STATED TASK: Please copy out the data word for word, from its first line up to and including the line that contains "book-now-button[interactable]: 立即预订: [846, 92, 915, 119]".

ENTRIES PROVIDED:
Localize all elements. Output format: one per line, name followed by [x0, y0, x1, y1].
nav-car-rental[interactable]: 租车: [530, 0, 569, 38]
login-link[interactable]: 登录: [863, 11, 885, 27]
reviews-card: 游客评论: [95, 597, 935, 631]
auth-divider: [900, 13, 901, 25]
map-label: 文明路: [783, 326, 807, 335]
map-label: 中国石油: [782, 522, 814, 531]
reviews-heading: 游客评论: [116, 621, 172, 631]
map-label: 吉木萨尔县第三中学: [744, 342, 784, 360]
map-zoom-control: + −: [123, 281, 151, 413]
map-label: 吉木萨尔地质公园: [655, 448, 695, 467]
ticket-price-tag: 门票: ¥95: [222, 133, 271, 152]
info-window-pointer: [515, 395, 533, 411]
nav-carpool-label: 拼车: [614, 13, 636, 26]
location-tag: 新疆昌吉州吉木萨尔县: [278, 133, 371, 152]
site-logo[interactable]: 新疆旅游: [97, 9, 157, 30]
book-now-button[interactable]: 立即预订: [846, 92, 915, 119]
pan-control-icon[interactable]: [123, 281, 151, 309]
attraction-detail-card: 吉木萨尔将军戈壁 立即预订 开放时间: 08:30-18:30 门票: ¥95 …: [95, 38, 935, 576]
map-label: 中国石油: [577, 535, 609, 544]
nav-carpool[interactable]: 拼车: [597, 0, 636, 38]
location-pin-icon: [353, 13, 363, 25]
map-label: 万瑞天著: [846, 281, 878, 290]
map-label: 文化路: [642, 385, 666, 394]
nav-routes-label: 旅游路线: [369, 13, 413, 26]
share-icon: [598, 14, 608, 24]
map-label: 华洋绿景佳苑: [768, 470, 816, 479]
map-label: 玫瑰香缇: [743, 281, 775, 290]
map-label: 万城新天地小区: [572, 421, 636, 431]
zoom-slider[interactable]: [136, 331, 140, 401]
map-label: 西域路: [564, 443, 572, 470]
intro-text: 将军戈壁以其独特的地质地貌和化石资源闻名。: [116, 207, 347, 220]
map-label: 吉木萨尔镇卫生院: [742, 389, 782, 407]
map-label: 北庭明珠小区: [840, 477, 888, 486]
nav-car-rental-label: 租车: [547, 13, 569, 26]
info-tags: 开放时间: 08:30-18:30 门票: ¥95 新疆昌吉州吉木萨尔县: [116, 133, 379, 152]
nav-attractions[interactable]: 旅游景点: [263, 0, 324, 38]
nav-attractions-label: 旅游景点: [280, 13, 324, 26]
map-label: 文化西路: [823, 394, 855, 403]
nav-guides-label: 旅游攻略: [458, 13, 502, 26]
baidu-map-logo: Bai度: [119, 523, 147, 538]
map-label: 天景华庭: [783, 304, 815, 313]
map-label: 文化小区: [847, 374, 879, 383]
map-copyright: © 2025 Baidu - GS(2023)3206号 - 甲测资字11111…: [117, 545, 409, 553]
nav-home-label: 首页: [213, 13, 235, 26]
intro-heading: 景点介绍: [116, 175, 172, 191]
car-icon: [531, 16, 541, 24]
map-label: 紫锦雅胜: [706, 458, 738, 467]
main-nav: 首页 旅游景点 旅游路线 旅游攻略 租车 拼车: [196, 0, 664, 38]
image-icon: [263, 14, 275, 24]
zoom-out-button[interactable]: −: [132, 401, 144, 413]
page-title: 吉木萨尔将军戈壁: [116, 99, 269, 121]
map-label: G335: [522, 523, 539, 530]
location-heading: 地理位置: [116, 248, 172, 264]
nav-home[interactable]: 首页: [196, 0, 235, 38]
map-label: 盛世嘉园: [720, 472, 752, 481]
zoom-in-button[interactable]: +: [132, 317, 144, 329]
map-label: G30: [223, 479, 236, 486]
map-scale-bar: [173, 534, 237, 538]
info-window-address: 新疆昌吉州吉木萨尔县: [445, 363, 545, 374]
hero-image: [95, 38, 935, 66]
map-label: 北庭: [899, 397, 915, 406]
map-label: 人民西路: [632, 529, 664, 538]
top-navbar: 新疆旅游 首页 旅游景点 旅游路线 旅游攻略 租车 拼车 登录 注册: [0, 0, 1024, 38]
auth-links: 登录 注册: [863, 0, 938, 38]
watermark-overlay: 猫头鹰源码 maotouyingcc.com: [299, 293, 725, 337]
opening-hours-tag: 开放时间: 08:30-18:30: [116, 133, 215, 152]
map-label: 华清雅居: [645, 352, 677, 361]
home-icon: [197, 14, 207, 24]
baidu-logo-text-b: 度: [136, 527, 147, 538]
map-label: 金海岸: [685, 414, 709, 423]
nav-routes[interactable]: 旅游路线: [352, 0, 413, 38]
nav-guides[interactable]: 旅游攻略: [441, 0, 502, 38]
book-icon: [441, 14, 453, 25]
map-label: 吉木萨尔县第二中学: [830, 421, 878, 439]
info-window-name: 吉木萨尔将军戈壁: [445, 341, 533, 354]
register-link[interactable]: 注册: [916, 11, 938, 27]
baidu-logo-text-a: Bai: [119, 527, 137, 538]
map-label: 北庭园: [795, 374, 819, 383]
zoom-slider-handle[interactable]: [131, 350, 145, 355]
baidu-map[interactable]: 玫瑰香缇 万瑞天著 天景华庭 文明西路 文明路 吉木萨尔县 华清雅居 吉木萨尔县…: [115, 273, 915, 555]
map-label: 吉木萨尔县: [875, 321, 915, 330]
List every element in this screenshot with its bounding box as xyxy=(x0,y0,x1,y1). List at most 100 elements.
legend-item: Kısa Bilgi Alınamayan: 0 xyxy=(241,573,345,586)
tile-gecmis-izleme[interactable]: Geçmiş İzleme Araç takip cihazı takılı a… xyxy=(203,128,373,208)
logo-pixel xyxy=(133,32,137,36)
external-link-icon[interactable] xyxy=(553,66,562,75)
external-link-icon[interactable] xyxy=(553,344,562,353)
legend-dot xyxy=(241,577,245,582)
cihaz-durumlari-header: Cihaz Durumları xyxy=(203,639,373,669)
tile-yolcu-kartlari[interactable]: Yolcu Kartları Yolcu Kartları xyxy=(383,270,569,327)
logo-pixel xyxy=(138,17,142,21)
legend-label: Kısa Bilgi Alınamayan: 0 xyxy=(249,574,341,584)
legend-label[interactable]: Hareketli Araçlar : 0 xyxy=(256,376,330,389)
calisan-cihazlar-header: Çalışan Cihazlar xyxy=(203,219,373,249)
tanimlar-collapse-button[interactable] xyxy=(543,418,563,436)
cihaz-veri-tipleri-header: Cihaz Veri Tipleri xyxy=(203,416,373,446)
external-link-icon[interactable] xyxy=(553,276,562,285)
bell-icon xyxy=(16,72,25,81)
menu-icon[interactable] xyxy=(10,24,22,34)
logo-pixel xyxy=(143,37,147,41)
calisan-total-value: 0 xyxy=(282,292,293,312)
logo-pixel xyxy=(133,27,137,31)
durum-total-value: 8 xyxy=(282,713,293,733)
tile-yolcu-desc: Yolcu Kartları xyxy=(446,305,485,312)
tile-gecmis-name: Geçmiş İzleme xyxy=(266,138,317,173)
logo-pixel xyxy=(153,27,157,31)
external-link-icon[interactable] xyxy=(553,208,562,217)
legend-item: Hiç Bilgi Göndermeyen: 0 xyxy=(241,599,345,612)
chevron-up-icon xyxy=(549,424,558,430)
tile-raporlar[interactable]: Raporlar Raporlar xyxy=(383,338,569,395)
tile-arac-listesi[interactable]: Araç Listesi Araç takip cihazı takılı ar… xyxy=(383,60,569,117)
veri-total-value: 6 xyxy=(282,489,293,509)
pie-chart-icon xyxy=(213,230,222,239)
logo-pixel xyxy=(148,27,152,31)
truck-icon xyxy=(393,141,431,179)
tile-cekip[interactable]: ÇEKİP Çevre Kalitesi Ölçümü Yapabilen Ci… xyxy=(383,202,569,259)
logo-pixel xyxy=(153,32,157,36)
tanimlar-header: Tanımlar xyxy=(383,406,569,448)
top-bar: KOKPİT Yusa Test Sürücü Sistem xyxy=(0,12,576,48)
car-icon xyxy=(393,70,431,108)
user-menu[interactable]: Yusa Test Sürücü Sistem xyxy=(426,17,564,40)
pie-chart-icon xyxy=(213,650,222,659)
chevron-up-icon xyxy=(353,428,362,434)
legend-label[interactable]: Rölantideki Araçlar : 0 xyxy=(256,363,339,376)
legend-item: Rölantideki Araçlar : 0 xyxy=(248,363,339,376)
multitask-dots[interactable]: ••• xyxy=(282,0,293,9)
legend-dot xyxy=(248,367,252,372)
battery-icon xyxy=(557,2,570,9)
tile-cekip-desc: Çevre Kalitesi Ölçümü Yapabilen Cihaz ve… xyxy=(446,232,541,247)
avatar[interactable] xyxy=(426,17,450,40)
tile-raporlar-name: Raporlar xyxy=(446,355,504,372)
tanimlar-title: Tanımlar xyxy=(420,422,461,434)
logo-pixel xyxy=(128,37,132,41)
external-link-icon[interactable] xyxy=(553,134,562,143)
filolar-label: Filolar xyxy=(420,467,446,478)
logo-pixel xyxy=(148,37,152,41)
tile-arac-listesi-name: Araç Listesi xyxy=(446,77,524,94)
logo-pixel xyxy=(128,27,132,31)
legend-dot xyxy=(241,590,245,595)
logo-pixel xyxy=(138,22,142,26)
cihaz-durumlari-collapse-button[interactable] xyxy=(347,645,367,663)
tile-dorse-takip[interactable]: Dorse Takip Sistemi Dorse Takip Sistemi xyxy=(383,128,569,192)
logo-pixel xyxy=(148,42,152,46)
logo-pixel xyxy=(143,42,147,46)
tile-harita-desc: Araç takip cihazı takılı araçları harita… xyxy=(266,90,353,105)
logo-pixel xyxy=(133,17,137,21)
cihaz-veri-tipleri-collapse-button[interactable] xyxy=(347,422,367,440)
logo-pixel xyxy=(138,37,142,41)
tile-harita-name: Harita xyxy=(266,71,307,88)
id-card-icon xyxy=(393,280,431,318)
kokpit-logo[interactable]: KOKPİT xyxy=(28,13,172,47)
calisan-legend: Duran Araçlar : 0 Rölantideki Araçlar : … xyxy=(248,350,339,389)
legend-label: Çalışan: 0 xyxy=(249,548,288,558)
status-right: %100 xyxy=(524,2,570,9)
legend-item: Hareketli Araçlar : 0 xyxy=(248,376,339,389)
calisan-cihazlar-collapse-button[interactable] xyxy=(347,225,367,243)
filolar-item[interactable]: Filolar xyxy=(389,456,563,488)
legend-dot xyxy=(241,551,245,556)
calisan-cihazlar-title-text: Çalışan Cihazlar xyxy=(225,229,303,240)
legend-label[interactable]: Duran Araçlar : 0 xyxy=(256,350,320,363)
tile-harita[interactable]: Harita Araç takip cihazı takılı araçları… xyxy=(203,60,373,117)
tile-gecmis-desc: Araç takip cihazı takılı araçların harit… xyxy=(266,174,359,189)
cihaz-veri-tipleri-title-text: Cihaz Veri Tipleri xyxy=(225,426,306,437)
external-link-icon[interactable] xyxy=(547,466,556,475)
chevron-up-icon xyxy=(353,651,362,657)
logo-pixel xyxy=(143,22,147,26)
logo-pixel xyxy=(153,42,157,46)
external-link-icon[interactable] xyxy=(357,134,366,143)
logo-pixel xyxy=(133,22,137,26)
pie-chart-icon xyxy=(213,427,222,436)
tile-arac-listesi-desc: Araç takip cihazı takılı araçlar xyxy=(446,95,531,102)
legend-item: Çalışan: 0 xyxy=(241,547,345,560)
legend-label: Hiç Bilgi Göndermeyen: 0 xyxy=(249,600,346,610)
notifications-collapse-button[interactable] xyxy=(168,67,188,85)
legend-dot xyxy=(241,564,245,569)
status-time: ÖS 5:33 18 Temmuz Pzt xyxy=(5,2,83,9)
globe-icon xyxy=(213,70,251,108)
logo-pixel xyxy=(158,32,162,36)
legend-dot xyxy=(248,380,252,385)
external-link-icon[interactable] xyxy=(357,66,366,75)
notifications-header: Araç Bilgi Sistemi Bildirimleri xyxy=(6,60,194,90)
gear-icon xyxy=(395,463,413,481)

RESPONSE:
Localize all elements. Output format: one per line, name followed by [x0, y0, x1, y1].
nav-car-rental[interactable]: 租车: [530, 0, 569, 38]
login-link[interactable]: 登录: [863, 11, 885, 27]
reviews-card: 游客评论: [95, 597, 935, 631]
auth-divider: [900, 13, 901, 25]
map-label: 文明路: [783, 326, 807, 335]
map-label: 中国石油: [782, 522, 814, 531]
reviews-heading: 游客评论: [116, 621, 172, 631]
map-label: 吉木萨尔县第三中学: [744, 342, 784, 360]
map-zoom-control: + −: [123, 281, 151, 413]
map-label: 吉木萨尔地质公园: [655, 448, 695, 467]
ticket-price-tag: 门票: ¥95: [222, 133, 271, 152]
info-window-pointer: [515, 395, 533, 411]
nav-carpool-label: 拼车: [614, 13, 636, 26]
location-tag: 新疆昌吉州吉木萨尔县: [278, 133, 371, 152]
site-logo[interactable]: 新疆旅游: [97, 9, 157, 30]
book-now-button[interactable]: 立即预订: [846, 92, 915, 119]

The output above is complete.